What to work on: Output the entries word for word. Omit images.

(Lines of data)
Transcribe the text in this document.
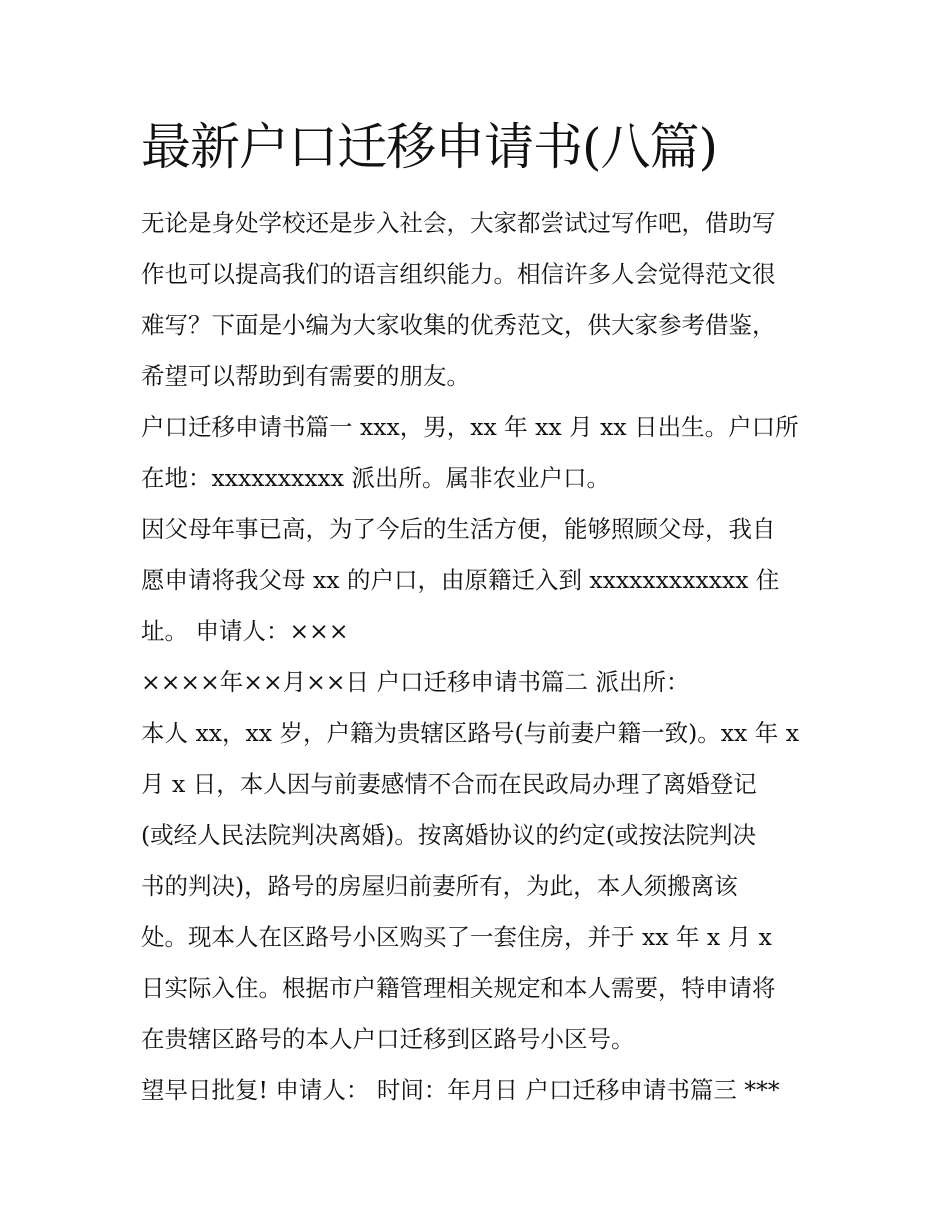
最新户口迁移申请书(八篇)
无论是身处学校还是步入社会，大家都尝试过写作吧，借助写
作也可以提高我们的语言组织能力。相信许多人会觉得范文很
难写？下面是小编为大家收集的优秀范文，供大家参考借鉴，
希望可以帮助到有需要的朋友。
户口迁移申请书篇一 xxx，男，xx 年 xx 月 xx 日出生。户口所
在地：xxxxxxxxxx 派出所。属非农业户口。
因父母年事已高，为了今后的生活方便，能够照顾父母，我自
愿申请将我父母 xx 的户口，由原籍迁入到 xxxxxxxxxxxx 住
址。 申请人：×××
××××年××月××日 户口迁移申请书篇二 派出所：
本人 xx，xx 岁，户籍为贵辖区路号(与前妻户籍一致)。xx 年 x
月 x 日，本人因与前妻感情不合而在民政局办理了离婚登记
(或经人民法院判决离婚)。按离婚协议的约定(或按法院判决
书的判决)，路号的房屋归前妻所有，为此，本人须搬离该
处。现本人在区路号小区购买了一套住房，并于 xx 年 x 月 x
日实际入住。根据市户籍管理相关规定和本人需要，特申请将
在贵辖区路号的本人户口迁移到区路号小区号。
望早日批复! 申请人： 时间：年月日 户口迁移申请书篇三 ***
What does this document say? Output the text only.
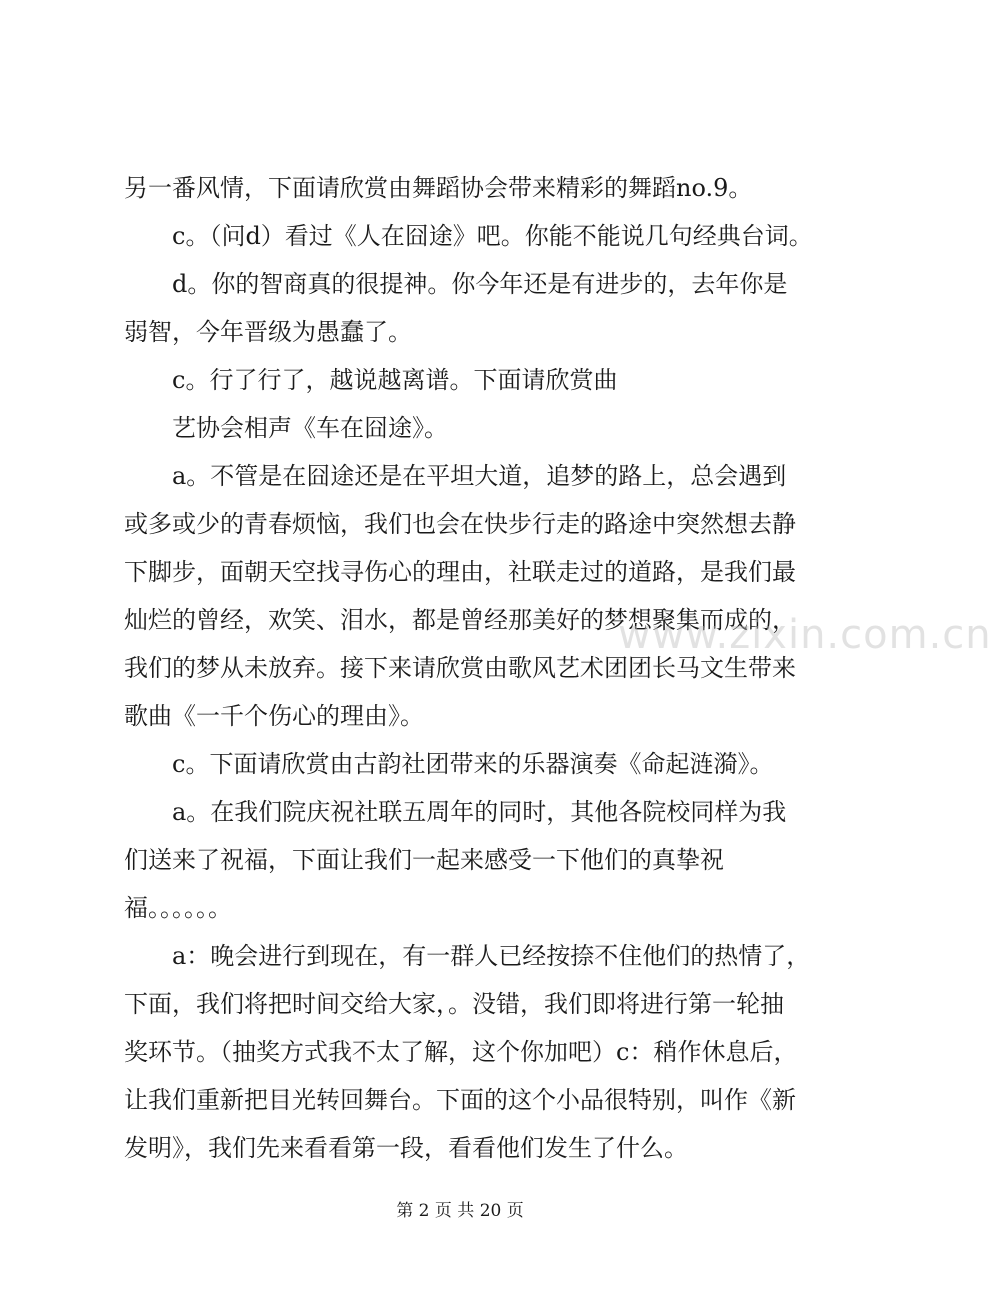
另一番风情，下面请欣赏由舞蹈协会带来精彩的舞蹈no.9。
c。（问d）看过《人在囧途》吧。你能不能说几句经典台词。
d。你的智商真的很提神。你今年还是有进步的，去年你是
弱智，今年晋级为愚蠢了。
c。行了行了，越说越离谱。下面请欣赏曲
艺协会相声《车在囧途》。
a。不管是在囧途还是在平坦大道，追梦的路上，总会遇到
或多或少的青春烦恼，我们也会在快步行走的路途中突然想去静
下脚步，面朝天空找寻伤心的理由，社联走过的道路，是我们最
灿烂的曾经，欢笑、泪水，都是曾经那美好的梦想聚集而成的，
我们的梦从未放弃。接下来请欣赏由歌风艺术团团长马文生带来
歌曲《一千个伤心的理由》。
c。下面请欣赏由古韵社团带来的乐器演奏《命起涟漪》。
a。在我们院庆祝社联五周年的同时，其他各院校同样为我
们送来了祝福，下面让我们一起来感受一下他们的真挚祝
福。。。。。。
a：晚会进行到现在，有一群人已经按捺不住他们的热情了，
下面，我们将把时间交给大家，。没错，我们即将进行第一轮抽
奖环节。（抽奖方式我不太了解，这个你加吧）c：稍作休息后，
让我们重新把目光转回舞台。下面的这个小品很特别，叫作《新
发明》，我们先来看看第一段，看看他们发生了什么。
www.zixin.com.cn
第 2 页 共 20 页
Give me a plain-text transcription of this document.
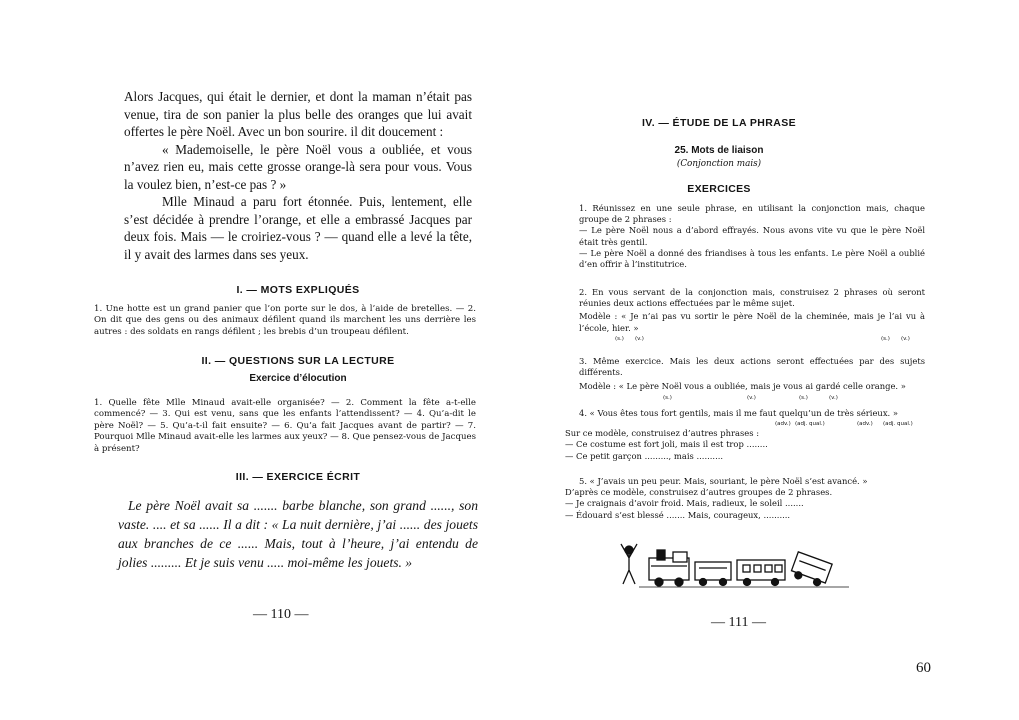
Alors Jacques, qui était le dernier, et dont la maman n’était pas venue, tira de son panier la plus belle des oranges que lui avait offertes le père Noël. Avec un bon sourire. il dit doucement :

« Mademoiselle, le père Noël vous a oubliée, et vous n’avez rien eu, mais cette grosse orange-là sera pour vous. Vous la voulez bien, n’est-ce pas ? »

Mlle Minaud a paru fort étonnée. Puis, lentement, elle s’est décidée à prendre l’orange, et elle a embrassé Jacques par deux fois. Mais — le croiriez-vous ? — quand elle a levé la tête, il y avait des larmes dans ses yeux.

I. — MOTS EXPLIQUÉS

1. Une hotte est un grand panier que l’on porte sur le dos, à l’aide de bretelles. — 2. On dit que des gens ou des animaux défilent quand ils marchent les uns derrière les autres : des soldats en rangs défilent ; les brebis d’un troupeau défilent.

II. — QUESTIONS SUR LA LECTURE
Exercice d’élocution

1. Quelle fête Mlle Minaud avait-elle organisée? — 2. Comment la fête a-t-elle commencé? — 3. Qui est venu, sans que les enfants l’attendissent? — 4. Qu’a-dit le père Noël? — 5. Qu’a-t-il fait ensuite? — 6. Qu’a fait Jacques avant de partir? — 7. Pourquoi Mlle Minaud avait-elle les larmes aux yeux? — 8. Que pensez-vous de Jacques à présent?

III. — EXERCICE ÉCRIT

Le père Noël avait sa ....... barbe blanche, son grand ......, son vaste. .... et sa ...... Il a dit : « La nuit dernière, j’ai ...... des jouets aux branches de ce ...... Mais, tout à l’heure, j’ai entendu de jolies ......... Et je suis venu ..... moi-même les jouets. »

— 110 —
IV. — ÉTUDE DE LA PHRASE
25. Mots de liaison
(Conjonction mais)
EXERCICES

1. Réunissez en une seule phrase, en utilisant la conjonction mais, chaque groupe de 2 phrases :

— Le père Noël nous a d’abord effrayés. Nous avons vite vu que le père Noël était très gentil.

— Le père Noël a donné des friandises à tous les enfants. Le père Noël a oublié d’en offrir à l’institutrice.

2. En vous servant de la conjonction mais, construisez 2 phrases où seront réunies deux actions effectuées par le même sujet.

Modèle : « Je n’ai pas vu sortir le père Noël de la cheminée, mais je l’ai vu à l’école, hier. »

(s.) (v.)	(s.) (v.)

3. Même exercice. Mais les deux actions seront effectuées par des sujets différents.

Modèle : « Le père Noël vous a oubliée, mais je vous ai gardé celle orange. »

(s.)	(v.)	(s.)	(v.)

4. « Vous êtes tous fort gentils, mais il me faut quelqu’un de très sérieux. »

(adv.) (adj. qual.)	(adv.) (adj. qual.)

Sur ce modèle, construisez d’autres phrases :

— Ce costume est fort joli, mais il est trop ........

— Ce petit garçon ........., mais ..........

5. « J’avais un peu peur. Mais, souriant, le père Noël s’est avancé. »

D’après ce modèle, construisez d’autres groupes de 2 phrases.

— Je craignais d’avoir froid. Mais, radieux, le soleil .......

— Édouard s’est blessé ....... Mais, courageux, ..........

— 111 —
60
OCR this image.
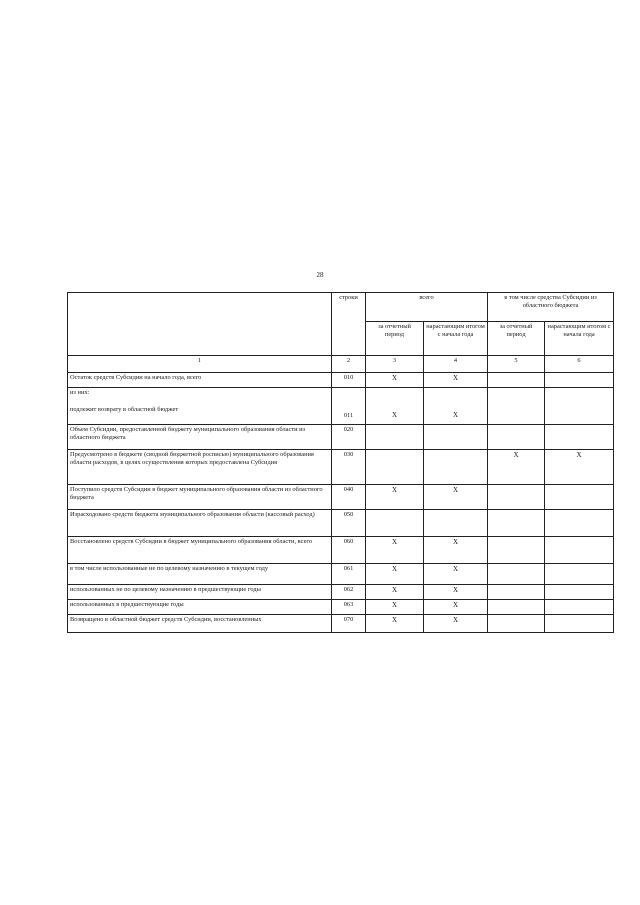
28
	строки	всего		в том числе средства Субсидии из областного бюджета	
		за отчетный период	нарастающим итогом с начала года	за отчетный период	нарастающим итогом с начала года
1	2	3	4	5	6
Остаток средств Субсидии на начало года, всего	010	X	X		

из них:
подлежит возврату в областной бюджет	011	X	X		
Объем Субсидии, предоставленной бюджету муниципального образования области из областного бюджета	020				
Предусмотрено в бюджете (сводной бюджетной росписью) муниципального образования области расходов, в целях осуществления которых предоставлена Субсидия	030			X	X
Поступило средств Субсидии в бюджет муниципального образования области из областного бюджета	040	X	X		
Израсходовано средств бюджета муниципального образования области (кассовый расход)	050				
Восстановлено средств Субсидии в бюджет муниципального образования области, всего	060	X	X		
в том числе использованные не по целевому назначению в текущем году	061	X	X		
использованных не по целевому назначению в предшествующие годы	062	X	X		
использованных в предшествующие годы	063	X	X		
Возвращено в областной бюджет средств Субсидии, восстановленных	070	X	X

Exercise answer:
Transcribe the text in this document.
最新户口迁移申请书(八篇)
无论是身处学校还是步入社会，大家都尝试过写作吧，借助写
作也可以提高我们的语言组织能力。相信许多人会觉得范文很
难写？下面是小编为大家收集的优秀范文，供大家参考借鉴，
希望可以帮助到有需要的朋友。
户口迁移申请书篇一 xxx，男，xx 年 xx 月 xx 日出生。户口所
在地：xxxxxxxxxx 派出所。属非农业户口。
因父母年事已高，为了今后的生活方便，能够照顾父母，我自
愿申请将我父母 xx 的户口，由原籍迁入到 xxxxxxxxxxxx 住
址。 申请人：×××
××××年××月××日 户口迁移申请书篇二 派出所：
本人 xx，xx 岁，户籍为贵辖区路号(与前妻户籍一致)。xx 年 x
月 x 日，本人因与前妻感情不合而在民政局办理了离婚登记
(或经人民法院判决离婚)。按离婚协议的约定(或按法院判决
书的判决)，路号的房屋归前妻所有，为此，本人须搬离该
处。现本人在区路号小区购买了一套住房，并于 xx 年 x 月 x
日实际入住。根据市户籍管理相关规定和本人需要，特申请将
在贵辖区路号的本人户口迁移到区路号小区号。
望早日批复! 申请人： 时间：年月日 户口迁移申请书篇三 ***
What does this document say? Output the text only.
另一番风情，下面请欣赏由舞蹈协会带来精彩的舞蹈no.9。
c。（问d）看过《人在囧途》吧。你能不能说几句经典台词。
d。你的智商真的很提神。你今年还是有进步的，去年你是
弱智，今年晋级为愚蠢了。
c。行了行了，越说越离谱。下面请欣赏曲
艺协会相声《车在囧途》。
a。不管是在囧途还是在平坦大道，追梦的路上，总会遇到
或多或少的青春烦恼，我们也会在快步行走的路途中突然想去静
下脚步，面朝天空找寻伤心的理由，社联走过的道路，是我们最
灿烂的曾经，欢笑、泪水，都是曾经那美好的梦想聚集而成的，
我们的梦从未放弃。接下来请欣赏由歌风艺术团团长马文生带来
歌曲《一千个伤心的理由》。
c。下面请欣赏由古韵社团带来的乐器演奏《命起涟漪》。
a。在我们院庆祝社联五周年的同时，其他各院校同样为我
们送来了祝福，下面让我们一起来感受一下他们的真挚祝
福。。。。。。
a：晚会进行到现在，有一群人已经按捺不住他们的热情了，
下面，我们将把时间交给大家，。没错，我们即将进行第一轮抽
奖环节。（抽奖方式我不太了解，这个你加吧）c：稍作休息后，
让我们重新把目光转回舞台。下面的这个小品很特别，叫作《新
发明》，我们先来看看第一段，看看他们发生了什么。
www.zixin.com.cn
第 2 页 共 20 页
Give me a plain-text transcription of this document.
Alors Jacques, qui était le dernier, et dont la maman n’était pas venue, tira de son panier la plus belle des oranges que lui avait offertes le père Noël. Avec un bon sourire. il dit doucement :

« Mademoiselle, le père Noël vous a oubliée, et vous n’avez rien eu, mais cette grosse orange-là sera pour vous. Vous la voulez bien, n’est-ce pas ? »

Mlle Minaud a paru fort étonnée. Puis, lentement, elle s’est décidée à prendre l’orange, et elle a embrassé Jacques par deux fois. Mais — le croiriez-vous ? — quand elle a levé la tête, il y avait des larmes dans ses yeux.

I. — MOTS EXPLIQUÉS

1. Une hotte est un grand panier que l’on porte sur le dos, à l’aide de bretelles. — 2. On dit que des gens ou des animaux défilent quand ils marchent les uns derrière les autres : des soldats en rangs défilent ; les brebis d’un troupeau défilent.

II. — QUESTIONS SUR LA LECTURE
Exercice d’élocution

1. Quelle fête Mlle Minaud avait-elle organisée? — 2. Comment la fête a-t-elle commencé? — 3. Qui est venu, sans que les enfants l’attendissent? — 4. Qu’a-dit le père Noël? — 5. Qu’a-t-il fait ensuite? — 6. Qu’a fait Jacques avant de partir? — 7. Pourquoi Mlle Minaud avait-elle les larmes aux yeux? — 8. Que pensez-vous de Jacques à présent?

III. — EXERCICE ÉCRIT

Le père Noël avait sa ....... barbe blanche, son grand ......, son vaste. .... et sa ...... Il a dit : « La nuit dernière, j’ai ...... des jouets aux branches de ce ...... Mais, tout à l’heure, j’ai entendu de jolies ......... Et je suis venu ..... moi-même les jouets. »

— 110 —
IV. — ÉTUDE DE LA PHRASE
25. Mots de liaison
(Conjonction mais)
EXERCICES

1. Réunissez en une seule phrase, en utilisant la conjonction mais, chaque groupe de 2 phrases :

— Le père Noël nous a d’abord effrayés. Nous avons vite vu que le père Noël était très gentil.

— Le père Noël a donné des friandises à tous les enfants. Le père Noël a oublié d’en offrir à l’institutrice.

2. En vous servant de la conjonction mais, construisez 2 phrases où seront réunies deux actions effectuées par le même sujet.

Modèle : « Je n’ai pas vu sortir le père Noël de la cheminée, mais je l’ai vu à l’école, hier. »

(s.) (v.)	(s.) (v.)

3. Même exercice. Mais les deux actions seront effectuées par des sujets différents.

Modèle : « Le père Noël vous a oubliée, mais je vous ai gardé celle orange. »

(s.)	(v.)	(s.)	(v.)

4. « Vous êtes tous fort gentils, mais il me faut quelqu’un de très sérieux. »

(adv.) (adj. qual.)	(adv.) (adj. qual.)

Sur ce modèle, construisez d’autres phrases :

— Ce costume est fort joli, mais il est trop ........

— Ce petit garçon ........., mais ..........

5. « J’avais un peu peur. Mais, souriant, le père Noël s’est avancé. »

D’après ce modèle, construisez d’autres groupes de 2 phrases.

— Je craignais d’avoir froid. Mais, radieux, le soleil .......

— Édouard s’est blessé ....... Mais, courageux, ..........

— 111 —
60
OCR this image.
28
	строки	всего		в том числе средства Субсидии из областного бюджета	
		за отчетный период	нарастающим итогом с начала года	за отчетный период	нарастающим итогом с начала года
1	2	3	4	5	6
Остаток средств Субсидии на начало года, всего	010	X	X		

из них:
подлежит возврату в областной бюджет	011	X	X		
Объем Субсидии, предоставленной бюджету муниципального образования области из областного бюджета	020				
Предусмотрено в бюджете (сводной бюджетной росписью) муниципального образования области расходов, в целях осуществления которых предоставлена Субсидия	030			X	X
Поступило средств Субсидии в бюджет муниципального образования области из областного бюджета	040	X	X		
Израсходовано средств бюджета муниципального образования области (кассовый расход)	050				
Восстановлено средств Субсидии в бюджет муниципального образования области, всего	060	X	X		
в том числе использованные не по целевому назначению в текущем году	061	X	X		
использованных не по целевому назначению в предшествующие годы	062	X	X		
использованных в предшествующие годы	063	X	X		
Возвращено в областной бюджет средств Субсидии, восстановленных	070	X	X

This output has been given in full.